What is needed:
Set down all of the data that follows word for word, without the images.

Dataset entries:
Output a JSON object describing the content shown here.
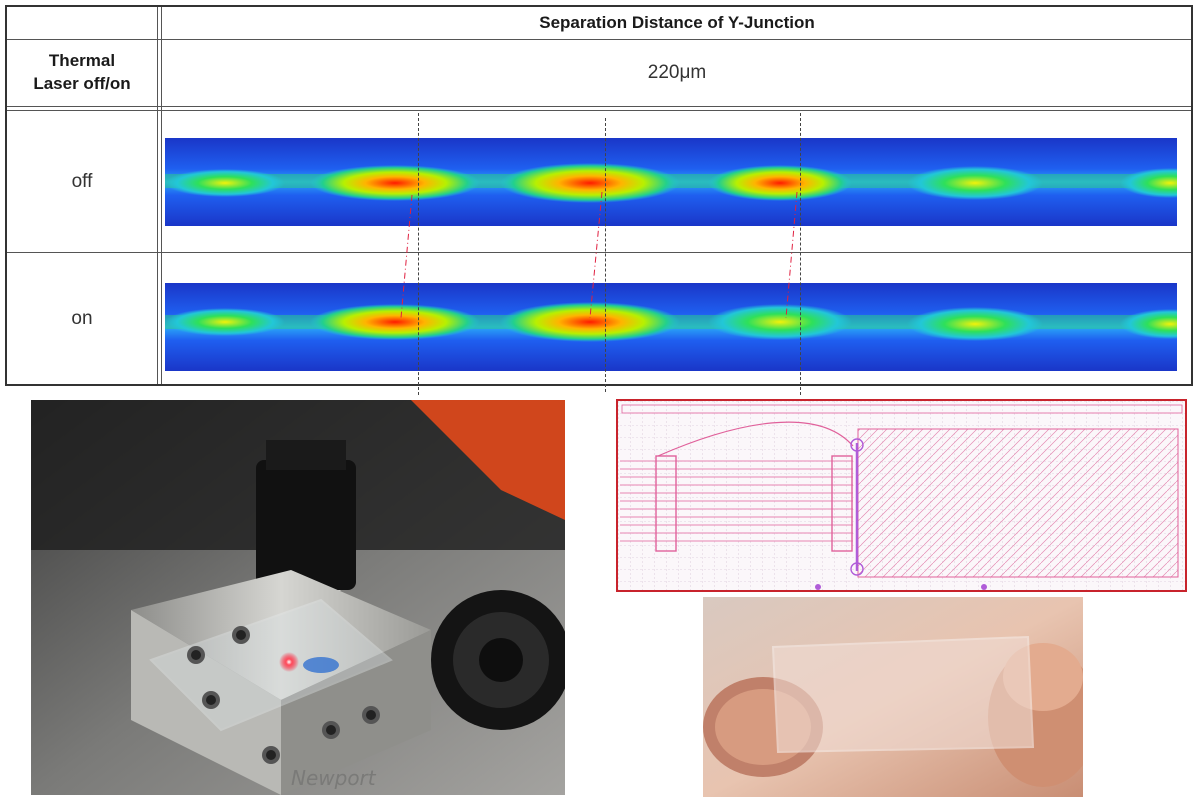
{
  "table": {
    "header_title": "Separation Distance of Y-Junction",
    "col_header": "Thermal Laser off/on",
    "col_header_line1": "Thermal",
    "col_header_line2": "Laser off/on",
    "distance_value": "220μm",
    "rows": [
      {
        "label": "off"
      },
      {
        "label": "on"
      }
    ]
  },
  "colors": {
    "mode_background": "#1c3fd8",
    "mode_core": "#00d2a0",
    "mode_hot": "#ff2a00",
    "layout_border": "#c8232c",
    "layout_lines": "#e0619b",
    "layout_marker": "#b05cd8"
  },
  "images": [
    {
      "name": "laser-setup-photo",
      "depicts": "Newport stage with chip and red laser"
    },
    {
      "name": "mask-layout-drawing",
      "depicts": "Y-junction waveguide mask layout"
    },
    {
      "name": "glass-chip-photo",
      "depicts": "transparent glass chip held in fingers"
    }
  ],
  "stage_brand": "Newport"
}
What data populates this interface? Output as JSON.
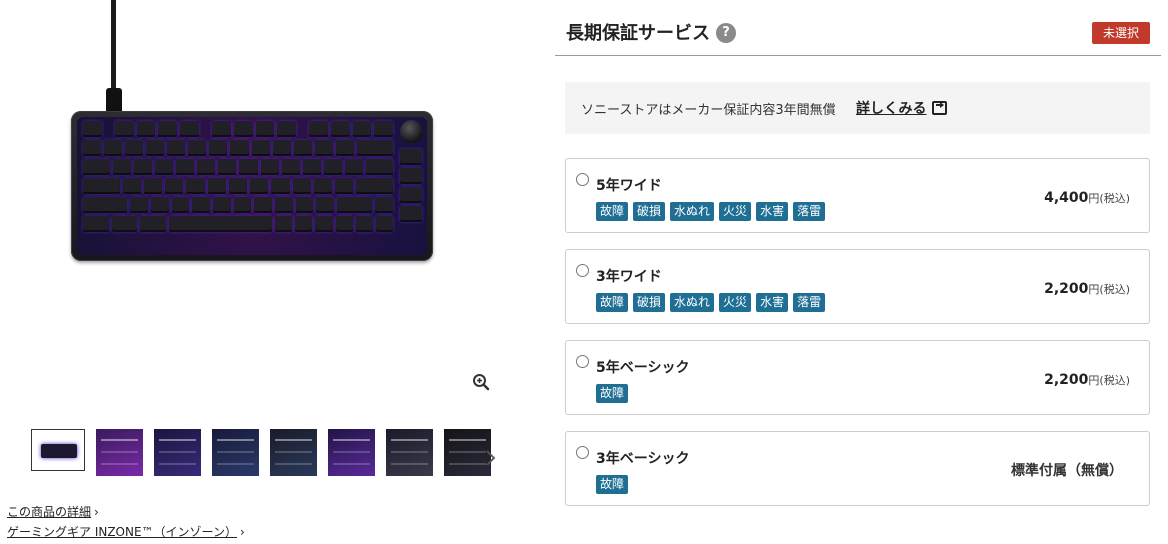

Final result:
Output a JSON object describing the content shown here.
{
  "table": {
    "header_title": "Separation Distance of Y-Junction",
    "col_header": "Thermal Laser off/on",
    "col_header_line1": "Thermal",
    "col_header_line2": "Laser off/on",
    "distance_value": "220μm",
    "rows": [
      {
        "label": "off"
      },
      {
        "label": "on"
      }
    ]
  },
  "colors": {
    "mode_background": "#1c3fd8",
    "mode_core": "#00d2a0",
    "mode_hot": "#ff2a00",
    "layout_border": "#c8232c",
    "layout_lines": "#e0619b",
    "layout_marker": "#b05cd8"
  },
  "images": [
    {
      "name": "laser-setup-photo",
      "depicts": "Newport stage with chip and red laser"
    },
    {
      "name": "mask-layout-drawing",
      "depicts": "Y-junction waveguide mask layout"
    },
    {
      "name": "glass-chip-photo",
      "depicts": "transparent glass chip held in fingers"
    }
  ],
  "stage_brand": "Newport"
}
What data populates this interface? Output as JSON.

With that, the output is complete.